Review the material and extract every line in which the word "Zonal" occurs.
__________________________________________________
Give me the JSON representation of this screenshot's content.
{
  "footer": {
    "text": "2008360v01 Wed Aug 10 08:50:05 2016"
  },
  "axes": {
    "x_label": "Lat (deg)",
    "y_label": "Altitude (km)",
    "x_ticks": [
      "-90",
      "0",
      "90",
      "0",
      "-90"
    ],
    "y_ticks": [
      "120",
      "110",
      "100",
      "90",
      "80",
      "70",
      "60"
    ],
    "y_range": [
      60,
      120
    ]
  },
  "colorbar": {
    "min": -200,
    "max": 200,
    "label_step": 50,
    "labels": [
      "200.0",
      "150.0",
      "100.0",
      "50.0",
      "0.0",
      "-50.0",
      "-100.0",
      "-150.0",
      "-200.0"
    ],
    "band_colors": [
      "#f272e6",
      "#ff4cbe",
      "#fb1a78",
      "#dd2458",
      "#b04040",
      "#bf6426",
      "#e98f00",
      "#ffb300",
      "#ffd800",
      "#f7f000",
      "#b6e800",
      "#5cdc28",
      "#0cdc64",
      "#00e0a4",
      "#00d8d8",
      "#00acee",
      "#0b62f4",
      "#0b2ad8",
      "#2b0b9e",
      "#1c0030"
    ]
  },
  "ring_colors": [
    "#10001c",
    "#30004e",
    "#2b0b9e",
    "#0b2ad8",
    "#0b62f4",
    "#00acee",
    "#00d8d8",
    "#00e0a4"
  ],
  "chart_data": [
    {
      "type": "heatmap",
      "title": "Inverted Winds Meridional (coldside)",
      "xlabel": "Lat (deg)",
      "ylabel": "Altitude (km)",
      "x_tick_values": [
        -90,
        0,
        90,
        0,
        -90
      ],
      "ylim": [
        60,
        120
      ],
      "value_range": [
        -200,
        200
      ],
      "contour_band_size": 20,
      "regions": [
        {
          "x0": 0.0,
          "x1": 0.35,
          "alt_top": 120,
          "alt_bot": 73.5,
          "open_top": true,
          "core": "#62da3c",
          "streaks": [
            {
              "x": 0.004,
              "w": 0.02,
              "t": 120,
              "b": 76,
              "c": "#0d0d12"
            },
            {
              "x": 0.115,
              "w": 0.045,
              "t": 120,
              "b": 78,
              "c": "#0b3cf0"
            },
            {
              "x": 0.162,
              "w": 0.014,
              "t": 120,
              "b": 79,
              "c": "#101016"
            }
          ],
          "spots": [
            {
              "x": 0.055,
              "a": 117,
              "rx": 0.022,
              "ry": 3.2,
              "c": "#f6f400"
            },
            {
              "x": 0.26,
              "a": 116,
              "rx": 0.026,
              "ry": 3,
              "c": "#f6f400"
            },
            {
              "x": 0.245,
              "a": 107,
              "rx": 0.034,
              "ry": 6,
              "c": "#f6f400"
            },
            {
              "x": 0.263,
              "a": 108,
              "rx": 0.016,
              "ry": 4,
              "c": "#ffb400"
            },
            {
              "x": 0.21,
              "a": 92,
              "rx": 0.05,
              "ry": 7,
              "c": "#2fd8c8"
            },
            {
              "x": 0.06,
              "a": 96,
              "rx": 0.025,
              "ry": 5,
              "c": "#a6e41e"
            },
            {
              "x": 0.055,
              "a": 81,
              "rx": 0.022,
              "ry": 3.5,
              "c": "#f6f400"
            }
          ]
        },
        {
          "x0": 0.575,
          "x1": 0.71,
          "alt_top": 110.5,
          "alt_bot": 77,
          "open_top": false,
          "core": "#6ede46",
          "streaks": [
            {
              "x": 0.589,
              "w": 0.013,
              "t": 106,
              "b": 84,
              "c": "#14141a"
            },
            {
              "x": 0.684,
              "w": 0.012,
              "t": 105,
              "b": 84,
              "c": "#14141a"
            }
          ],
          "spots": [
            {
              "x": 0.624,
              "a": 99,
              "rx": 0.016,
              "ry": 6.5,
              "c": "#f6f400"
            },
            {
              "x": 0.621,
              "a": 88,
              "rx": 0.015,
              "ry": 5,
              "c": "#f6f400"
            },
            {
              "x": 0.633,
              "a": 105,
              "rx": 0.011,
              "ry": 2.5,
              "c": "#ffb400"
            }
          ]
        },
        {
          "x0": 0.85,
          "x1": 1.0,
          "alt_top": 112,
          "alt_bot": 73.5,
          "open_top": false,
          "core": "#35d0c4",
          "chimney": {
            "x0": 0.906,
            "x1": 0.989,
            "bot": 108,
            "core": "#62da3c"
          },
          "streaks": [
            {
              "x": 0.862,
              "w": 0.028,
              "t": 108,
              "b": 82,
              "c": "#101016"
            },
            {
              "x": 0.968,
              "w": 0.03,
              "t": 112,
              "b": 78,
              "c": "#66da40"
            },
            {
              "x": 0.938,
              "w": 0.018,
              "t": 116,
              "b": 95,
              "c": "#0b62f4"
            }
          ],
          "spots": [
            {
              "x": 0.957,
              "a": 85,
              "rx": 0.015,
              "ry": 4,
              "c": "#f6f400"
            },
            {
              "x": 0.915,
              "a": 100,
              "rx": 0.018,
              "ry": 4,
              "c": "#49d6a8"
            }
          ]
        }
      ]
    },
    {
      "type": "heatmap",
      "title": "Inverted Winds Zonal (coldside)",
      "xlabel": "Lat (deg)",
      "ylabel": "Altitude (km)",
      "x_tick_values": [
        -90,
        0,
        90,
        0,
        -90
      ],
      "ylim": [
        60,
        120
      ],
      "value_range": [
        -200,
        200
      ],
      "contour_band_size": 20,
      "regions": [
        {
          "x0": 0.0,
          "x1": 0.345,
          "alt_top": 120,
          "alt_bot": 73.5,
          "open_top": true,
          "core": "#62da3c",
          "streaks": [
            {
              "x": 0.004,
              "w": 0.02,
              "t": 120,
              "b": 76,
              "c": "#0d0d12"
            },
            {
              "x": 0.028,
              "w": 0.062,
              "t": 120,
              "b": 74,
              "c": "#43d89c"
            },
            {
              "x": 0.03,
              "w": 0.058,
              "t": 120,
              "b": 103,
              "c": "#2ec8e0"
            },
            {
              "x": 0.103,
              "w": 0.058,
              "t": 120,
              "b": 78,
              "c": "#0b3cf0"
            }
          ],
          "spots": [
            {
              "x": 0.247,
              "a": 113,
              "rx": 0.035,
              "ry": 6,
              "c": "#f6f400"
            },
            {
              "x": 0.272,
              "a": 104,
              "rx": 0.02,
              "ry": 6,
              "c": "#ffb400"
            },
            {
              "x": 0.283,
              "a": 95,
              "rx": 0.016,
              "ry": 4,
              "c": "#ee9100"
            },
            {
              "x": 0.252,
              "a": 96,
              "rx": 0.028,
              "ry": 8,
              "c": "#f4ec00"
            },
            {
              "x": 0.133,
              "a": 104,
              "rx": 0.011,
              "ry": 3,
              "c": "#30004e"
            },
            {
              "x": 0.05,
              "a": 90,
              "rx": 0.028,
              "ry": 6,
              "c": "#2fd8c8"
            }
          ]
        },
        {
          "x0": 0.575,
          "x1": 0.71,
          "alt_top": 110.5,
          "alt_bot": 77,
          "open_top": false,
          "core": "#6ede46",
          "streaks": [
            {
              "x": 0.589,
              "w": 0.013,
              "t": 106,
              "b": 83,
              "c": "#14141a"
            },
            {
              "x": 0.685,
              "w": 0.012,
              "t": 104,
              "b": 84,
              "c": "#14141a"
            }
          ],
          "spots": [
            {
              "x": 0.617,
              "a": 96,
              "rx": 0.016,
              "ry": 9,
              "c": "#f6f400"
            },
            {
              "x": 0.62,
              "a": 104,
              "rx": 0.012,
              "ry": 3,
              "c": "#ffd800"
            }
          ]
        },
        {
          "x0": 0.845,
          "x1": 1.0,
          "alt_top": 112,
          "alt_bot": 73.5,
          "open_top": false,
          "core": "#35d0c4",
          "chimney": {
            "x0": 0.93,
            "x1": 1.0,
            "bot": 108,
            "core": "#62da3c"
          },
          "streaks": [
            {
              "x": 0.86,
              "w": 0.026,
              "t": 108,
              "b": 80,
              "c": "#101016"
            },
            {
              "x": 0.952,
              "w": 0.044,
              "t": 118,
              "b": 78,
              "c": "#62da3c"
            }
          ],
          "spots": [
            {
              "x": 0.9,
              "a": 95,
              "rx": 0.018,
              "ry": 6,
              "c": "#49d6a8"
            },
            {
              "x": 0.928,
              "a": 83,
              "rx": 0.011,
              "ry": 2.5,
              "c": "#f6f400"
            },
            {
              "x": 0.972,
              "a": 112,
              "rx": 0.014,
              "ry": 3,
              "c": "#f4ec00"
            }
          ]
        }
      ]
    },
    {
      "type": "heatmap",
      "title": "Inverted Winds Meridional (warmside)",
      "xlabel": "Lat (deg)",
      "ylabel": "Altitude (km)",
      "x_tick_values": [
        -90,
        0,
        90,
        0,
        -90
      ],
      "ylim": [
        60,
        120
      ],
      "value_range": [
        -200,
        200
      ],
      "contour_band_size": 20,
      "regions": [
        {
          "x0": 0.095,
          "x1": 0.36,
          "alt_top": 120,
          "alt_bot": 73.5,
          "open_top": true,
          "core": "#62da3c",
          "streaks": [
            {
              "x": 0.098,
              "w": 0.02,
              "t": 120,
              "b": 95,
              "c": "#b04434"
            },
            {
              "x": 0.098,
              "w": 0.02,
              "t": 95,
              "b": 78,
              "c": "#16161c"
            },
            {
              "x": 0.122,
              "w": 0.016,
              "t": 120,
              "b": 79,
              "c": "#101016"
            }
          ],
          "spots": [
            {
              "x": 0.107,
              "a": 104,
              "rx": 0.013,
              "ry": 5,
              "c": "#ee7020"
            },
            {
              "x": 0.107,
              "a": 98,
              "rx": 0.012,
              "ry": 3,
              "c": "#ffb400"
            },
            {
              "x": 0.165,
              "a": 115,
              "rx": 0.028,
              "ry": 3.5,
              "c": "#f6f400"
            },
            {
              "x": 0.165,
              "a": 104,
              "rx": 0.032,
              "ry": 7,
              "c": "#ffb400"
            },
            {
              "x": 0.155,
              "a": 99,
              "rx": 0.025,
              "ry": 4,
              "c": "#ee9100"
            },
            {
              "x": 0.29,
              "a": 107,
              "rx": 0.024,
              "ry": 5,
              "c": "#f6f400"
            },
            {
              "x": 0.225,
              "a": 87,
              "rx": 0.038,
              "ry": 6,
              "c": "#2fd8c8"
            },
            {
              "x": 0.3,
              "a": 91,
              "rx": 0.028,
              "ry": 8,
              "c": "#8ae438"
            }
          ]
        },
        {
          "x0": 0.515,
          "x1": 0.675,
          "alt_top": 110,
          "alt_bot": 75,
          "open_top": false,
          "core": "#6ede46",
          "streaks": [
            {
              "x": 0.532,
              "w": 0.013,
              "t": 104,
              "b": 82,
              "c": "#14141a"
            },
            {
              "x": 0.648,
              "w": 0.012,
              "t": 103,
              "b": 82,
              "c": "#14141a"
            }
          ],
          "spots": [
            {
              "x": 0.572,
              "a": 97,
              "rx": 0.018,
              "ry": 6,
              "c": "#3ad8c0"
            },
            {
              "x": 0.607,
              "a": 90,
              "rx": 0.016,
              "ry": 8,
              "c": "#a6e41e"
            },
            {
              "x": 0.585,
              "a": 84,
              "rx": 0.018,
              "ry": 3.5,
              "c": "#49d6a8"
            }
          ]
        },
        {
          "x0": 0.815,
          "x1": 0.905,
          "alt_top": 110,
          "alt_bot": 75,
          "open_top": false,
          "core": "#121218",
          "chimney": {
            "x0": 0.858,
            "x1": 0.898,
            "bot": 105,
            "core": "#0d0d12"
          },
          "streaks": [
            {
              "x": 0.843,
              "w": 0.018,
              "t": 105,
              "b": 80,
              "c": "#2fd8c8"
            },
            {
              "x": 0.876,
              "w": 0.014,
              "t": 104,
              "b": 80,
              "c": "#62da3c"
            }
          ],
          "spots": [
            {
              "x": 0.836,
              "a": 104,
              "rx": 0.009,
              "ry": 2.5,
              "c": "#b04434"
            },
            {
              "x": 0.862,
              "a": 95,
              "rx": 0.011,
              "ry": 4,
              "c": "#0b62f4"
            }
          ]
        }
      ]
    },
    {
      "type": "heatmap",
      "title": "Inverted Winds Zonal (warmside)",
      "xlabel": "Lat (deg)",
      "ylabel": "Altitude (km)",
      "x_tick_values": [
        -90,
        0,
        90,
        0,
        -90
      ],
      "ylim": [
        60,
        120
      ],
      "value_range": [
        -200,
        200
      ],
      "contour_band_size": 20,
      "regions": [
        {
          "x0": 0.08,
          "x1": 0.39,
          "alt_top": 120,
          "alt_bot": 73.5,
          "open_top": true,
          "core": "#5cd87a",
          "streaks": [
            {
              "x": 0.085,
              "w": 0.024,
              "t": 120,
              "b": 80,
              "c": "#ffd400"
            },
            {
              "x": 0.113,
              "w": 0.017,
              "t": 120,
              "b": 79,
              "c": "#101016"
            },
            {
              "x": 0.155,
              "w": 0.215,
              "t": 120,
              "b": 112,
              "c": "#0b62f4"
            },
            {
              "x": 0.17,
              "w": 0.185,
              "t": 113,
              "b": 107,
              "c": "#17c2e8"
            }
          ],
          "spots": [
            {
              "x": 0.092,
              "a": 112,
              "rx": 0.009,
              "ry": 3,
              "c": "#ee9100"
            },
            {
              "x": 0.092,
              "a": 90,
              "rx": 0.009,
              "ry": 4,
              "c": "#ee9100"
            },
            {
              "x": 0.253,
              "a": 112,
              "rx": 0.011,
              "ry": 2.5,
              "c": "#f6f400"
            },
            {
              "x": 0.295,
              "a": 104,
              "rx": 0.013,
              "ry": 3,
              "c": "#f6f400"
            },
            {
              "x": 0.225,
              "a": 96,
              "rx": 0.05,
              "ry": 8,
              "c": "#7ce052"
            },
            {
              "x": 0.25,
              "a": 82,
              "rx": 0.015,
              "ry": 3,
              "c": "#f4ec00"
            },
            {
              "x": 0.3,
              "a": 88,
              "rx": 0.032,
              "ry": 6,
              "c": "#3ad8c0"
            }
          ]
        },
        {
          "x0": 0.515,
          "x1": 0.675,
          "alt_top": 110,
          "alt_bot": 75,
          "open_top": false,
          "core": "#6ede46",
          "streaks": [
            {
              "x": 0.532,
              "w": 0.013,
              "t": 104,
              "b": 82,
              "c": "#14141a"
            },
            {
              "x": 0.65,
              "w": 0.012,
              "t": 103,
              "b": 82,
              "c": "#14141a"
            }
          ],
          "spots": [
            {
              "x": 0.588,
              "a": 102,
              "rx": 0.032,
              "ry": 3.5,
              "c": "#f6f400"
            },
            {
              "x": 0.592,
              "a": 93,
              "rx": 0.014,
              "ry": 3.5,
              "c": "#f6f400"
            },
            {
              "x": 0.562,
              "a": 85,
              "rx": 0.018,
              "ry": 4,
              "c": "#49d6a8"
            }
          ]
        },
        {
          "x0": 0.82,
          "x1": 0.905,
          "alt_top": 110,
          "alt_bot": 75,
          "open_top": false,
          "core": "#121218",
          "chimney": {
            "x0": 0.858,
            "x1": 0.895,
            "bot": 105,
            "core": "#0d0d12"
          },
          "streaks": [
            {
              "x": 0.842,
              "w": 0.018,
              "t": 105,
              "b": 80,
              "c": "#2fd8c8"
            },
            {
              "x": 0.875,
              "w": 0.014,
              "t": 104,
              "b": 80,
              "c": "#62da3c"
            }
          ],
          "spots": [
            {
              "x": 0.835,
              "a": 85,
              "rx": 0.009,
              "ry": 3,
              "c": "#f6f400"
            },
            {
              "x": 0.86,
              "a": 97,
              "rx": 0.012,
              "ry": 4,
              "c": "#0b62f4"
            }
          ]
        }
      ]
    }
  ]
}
__________________________________________________
**FINAL ANSWER**
      "title": "Inverted Winds Zonal (coldside)",
      "title": "Inverted Winds Zonal (warmside)",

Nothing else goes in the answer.